* **What to work on**: Make an exact copy of the entries below.

>> Begin Information provided

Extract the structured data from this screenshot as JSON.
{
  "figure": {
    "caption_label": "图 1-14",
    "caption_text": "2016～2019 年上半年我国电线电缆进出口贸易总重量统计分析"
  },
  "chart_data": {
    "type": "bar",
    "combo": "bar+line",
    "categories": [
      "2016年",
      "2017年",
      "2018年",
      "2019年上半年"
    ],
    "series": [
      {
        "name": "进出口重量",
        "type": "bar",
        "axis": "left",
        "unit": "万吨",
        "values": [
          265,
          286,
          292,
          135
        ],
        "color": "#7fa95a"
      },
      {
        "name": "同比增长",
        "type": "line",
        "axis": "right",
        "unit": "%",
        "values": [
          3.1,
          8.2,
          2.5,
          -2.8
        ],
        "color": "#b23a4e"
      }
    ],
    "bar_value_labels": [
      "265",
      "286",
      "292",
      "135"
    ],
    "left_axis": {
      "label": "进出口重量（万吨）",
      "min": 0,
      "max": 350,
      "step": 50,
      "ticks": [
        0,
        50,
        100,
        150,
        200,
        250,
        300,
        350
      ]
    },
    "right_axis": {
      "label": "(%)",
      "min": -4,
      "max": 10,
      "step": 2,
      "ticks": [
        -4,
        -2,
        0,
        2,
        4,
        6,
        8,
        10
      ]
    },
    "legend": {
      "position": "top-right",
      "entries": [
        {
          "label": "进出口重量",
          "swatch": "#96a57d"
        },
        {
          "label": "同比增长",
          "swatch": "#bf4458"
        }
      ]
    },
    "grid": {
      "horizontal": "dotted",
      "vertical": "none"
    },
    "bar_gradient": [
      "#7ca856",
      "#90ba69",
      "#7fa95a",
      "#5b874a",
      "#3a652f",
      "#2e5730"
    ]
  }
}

>> End Information provided

* **Correct result**:
Extract the structured data from this screenshot as JSON.
{
  "figure": {
    "caption_label": "图 1-14",
    "caption_text": "2016～2019 年上半年我国电线电缆进出口贸易总重量统计分析"
  },
  "chart_data": {
    "type": "bar",
    "combo": "bar+line",
    "categories": [
      "2016年",
      "2017年",
      "2018年",
      "2019年上半年"
    ],
    "series": [
      {
        "name": "进出口重量",
        "type": "bar",
        "axis": "left",
        "unit": "万吨",
        "values": [
          265,
          286,
          292,
          135
        ],
        "color": "#7fa95a"
      },
      {
        "name": "同比增长",
        "type": "line",
        "axis": "right",
        "unit": "%",
        "values": [
          3.1,
          8.2,
          2.5,
          -2.8
        ],
        "color": "#b23a4e"
      }
    ],
    "bar_value_labels": [
      "265",
      "286",
      "292",
      "135"
    ],
    "left_axis": {
      "label": "进出口重量（万吨）",
      "min": 0,
      "max": 350,
      "step": 50,
      "ticks": [
        0,
        50,
        100,
        150,
        200,
        250,
        300,
        350
      ]
    },
    "right_axis": {
      "label": "(%)",
      "min": -4,
      "max": 10,
      "step": 2,
      "ticks": [
        -4,
        -2,
        0,
        2,
        4,
        6,
        8,
        10
      ]
    },
    "legend": {
      "position": "top-right",
      "entries": [
        {
          "label": "进出口重量",
          "swatch": "#96a57d"
        },
        {
          "label": "同比增长",
          "swatch": "#bf4458"
        }
      ]
    },
    "grid": {
      "horizontal": "dotted",
      "vertical": "none"
    },
    "bar_gradient": [
      "#7ca856",
      "#90ba69",
      "#7fa95a",
      "#5b874a",
      "#3a652f",
      "#2e5730"
    ]
  }
}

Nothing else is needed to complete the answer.